**PROBLEM REQUIREMENTS**.
Count the lines below that contain the word "JSON" and give only the number.

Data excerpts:
───

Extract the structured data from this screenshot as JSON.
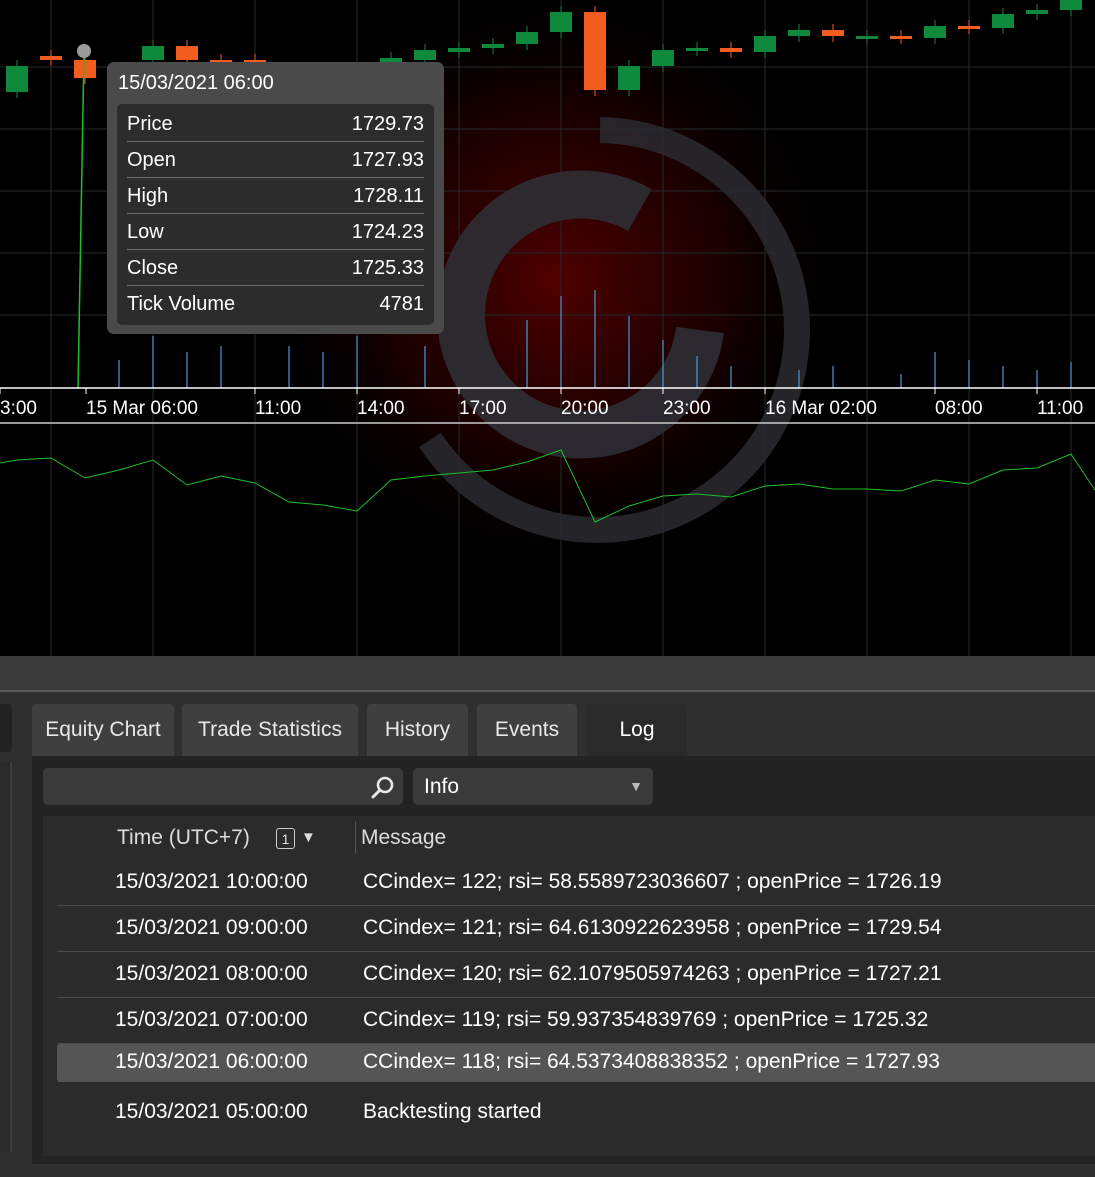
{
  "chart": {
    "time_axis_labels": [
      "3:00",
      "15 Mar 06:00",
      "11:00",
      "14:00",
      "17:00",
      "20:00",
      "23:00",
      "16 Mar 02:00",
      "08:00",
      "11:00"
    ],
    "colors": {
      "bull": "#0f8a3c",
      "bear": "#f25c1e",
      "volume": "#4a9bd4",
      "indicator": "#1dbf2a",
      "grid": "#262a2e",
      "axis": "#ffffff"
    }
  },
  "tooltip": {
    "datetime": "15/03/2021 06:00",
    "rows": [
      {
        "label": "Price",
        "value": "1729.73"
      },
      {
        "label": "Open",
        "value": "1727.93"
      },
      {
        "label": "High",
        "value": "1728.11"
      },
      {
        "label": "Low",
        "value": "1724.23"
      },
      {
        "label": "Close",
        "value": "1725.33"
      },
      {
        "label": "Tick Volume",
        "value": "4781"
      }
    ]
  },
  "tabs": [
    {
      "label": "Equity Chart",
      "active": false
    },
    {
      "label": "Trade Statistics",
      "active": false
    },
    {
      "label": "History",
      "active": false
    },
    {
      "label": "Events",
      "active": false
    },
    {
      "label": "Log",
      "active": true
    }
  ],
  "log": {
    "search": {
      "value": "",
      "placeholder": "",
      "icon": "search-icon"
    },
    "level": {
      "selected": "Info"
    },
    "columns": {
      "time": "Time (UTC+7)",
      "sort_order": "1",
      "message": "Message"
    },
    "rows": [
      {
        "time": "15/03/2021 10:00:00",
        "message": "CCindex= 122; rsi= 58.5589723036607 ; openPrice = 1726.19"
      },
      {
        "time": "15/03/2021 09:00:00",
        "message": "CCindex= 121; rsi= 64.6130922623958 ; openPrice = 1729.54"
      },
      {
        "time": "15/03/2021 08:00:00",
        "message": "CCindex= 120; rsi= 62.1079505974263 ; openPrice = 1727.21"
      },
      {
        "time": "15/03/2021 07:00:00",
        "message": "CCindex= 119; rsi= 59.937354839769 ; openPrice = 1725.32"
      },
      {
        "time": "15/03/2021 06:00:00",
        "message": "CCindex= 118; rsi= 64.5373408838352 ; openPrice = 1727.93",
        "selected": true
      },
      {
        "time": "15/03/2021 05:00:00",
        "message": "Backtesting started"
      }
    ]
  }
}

───

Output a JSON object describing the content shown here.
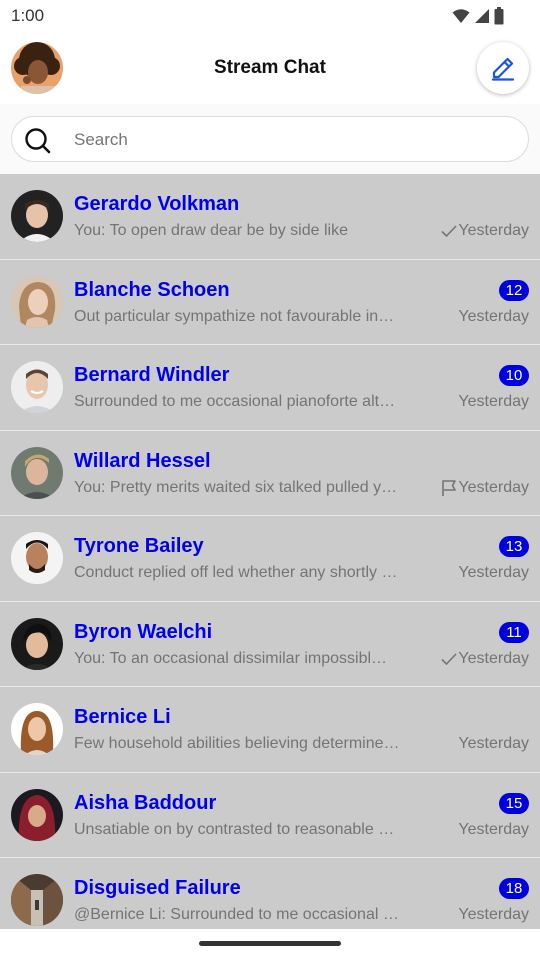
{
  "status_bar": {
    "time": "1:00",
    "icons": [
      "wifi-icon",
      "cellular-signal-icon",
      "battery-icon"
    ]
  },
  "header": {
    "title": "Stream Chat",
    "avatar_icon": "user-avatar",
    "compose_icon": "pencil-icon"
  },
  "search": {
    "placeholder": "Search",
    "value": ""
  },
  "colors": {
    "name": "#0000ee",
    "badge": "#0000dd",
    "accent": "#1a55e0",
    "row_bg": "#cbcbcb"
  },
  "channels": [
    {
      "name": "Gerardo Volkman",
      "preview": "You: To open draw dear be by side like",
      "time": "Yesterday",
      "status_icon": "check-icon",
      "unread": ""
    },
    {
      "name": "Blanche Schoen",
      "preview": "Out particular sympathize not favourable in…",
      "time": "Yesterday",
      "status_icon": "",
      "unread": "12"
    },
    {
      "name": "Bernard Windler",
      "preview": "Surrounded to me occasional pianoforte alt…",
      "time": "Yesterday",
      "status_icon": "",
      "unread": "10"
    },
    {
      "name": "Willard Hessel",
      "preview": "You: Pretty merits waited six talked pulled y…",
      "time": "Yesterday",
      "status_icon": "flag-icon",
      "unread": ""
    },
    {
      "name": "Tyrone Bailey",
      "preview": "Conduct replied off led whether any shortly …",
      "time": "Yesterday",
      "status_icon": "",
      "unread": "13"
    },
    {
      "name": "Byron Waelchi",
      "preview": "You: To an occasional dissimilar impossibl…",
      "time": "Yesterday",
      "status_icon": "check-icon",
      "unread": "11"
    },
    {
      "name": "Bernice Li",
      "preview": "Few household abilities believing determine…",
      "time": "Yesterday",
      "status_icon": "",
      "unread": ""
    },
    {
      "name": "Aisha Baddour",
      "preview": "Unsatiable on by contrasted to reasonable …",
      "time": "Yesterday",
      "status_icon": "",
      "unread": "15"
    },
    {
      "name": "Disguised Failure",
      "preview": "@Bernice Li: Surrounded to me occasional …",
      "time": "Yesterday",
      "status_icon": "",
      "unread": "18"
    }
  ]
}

───

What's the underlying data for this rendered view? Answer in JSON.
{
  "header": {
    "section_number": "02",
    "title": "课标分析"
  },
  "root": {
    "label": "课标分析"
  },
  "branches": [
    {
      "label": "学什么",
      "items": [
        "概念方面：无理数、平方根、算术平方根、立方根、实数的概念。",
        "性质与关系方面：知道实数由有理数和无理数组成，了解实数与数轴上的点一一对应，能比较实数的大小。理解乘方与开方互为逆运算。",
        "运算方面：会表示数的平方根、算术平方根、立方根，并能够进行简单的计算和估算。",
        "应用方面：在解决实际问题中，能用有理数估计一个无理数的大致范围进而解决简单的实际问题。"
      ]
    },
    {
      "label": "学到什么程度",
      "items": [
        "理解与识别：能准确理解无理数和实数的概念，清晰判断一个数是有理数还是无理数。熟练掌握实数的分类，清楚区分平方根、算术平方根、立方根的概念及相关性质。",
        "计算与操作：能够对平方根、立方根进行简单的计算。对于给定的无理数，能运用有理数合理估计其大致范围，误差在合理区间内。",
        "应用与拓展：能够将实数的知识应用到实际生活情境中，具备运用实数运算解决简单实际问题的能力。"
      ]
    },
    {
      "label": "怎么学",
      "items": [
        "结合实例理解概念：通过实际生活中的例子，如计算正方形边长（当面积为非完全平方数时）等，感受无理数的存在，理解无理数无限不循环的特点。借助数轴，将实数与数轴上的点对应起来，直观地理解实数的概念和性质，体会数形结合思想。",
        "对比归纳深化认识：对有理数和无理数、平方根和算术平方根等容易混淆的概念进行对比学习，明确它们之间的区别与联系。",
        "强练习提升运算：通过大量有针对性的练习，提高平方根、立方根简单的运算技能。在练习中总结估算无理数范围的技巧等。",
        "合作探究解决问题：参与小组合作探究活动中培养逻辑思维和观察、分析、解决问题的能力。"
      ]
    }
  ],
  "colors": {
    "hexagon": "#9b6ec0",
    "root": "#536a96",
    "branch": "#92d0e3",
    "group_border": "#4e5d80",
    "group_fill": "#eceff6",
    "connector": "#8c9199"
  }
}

───

**CORRECT ANSWER**.
3